---------- Data for this task ----------

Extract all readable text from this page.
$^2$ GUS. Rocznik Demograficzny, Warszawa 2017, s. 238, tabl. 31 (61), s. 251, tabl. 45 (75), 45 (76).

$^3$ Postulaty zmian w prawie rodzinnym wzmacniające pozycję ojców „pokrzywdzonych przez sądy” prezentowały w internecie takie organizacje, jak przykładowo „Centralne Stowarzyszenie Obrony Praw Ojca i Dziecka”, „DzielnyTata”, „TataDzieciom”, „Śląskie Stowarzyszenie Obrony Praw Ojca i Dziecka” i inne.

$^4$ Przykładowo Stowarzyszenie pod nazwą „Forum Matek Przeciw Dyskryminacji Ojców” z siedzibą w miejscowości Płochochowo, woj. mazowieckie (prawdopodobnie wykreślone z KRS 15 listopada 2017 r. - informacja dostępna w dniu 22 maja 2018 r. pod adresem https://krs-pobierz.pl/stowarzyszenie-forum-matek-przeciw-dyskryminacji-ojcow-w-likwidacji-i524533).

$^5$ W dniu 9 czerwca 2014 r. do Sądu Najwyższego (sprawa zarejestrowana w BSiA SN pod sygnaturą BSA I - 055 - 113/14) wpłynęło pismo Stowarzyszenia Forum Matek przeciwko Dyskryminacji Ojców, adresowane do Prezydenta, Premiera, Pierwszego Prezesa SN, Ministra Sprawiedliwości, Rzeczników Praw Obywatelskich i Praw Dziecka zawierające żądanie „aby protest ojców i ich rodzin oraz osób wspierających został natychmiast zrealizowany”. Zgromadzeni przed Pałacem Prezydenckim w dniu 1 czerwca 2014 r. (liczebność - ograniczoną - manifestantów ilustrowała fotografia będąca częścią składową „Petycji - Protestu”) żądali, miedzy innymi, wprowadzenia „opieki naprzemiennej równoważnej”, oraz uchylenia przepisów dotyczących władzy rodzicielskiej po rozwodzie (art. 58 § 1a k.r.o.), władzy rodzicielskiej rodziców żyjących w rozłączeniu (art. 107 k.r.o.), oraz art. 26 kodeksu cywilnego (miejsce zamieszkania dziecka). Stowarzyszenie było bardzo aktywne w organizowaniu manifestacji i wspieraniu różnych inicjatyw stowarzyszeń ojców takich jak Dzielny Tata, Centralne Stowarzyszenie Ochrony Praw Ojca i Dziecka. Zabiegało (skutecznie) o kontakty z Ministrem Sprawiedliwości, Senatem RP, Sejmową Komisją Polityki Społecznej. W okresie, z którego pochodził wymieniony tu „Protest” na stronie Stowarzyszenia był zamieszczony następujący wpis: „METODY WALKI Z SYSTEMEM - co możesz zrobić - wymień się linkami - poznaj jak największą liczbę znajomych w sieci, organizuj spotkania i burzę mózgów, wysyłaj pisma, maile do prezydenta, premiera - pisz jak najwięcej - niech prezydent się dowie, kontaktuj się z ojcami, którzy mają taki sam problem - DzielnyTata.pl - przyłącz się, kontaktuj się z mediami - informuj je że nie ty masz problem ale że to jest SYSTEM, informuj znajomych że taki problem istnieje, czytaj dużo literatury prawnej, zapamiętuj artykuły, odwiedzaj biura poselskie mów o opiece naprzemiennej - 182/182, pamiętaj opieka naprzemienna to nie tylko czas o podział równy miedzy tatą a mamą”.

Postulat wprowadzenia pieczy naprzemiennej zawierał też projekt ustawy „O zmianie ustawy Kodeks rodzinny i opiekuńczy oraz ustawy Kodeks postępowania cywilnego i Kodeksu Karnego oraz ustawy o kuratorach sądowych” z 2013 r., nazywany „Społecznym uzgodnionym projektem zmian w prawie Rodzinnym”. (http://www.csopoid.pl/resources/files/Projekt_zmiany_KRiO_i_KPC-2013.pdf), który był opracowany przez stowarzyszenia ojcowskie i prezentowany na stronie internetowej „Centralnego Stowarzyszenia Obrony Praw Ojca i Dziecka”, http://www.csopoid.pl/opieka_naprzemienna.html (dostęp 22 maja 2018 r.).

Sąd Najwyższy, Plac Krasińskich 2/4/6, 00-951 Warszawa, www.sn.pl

----------

State how many lines of the listing hold the string "Warszawa"; reply with the number and nothing else.

== The solution ==
2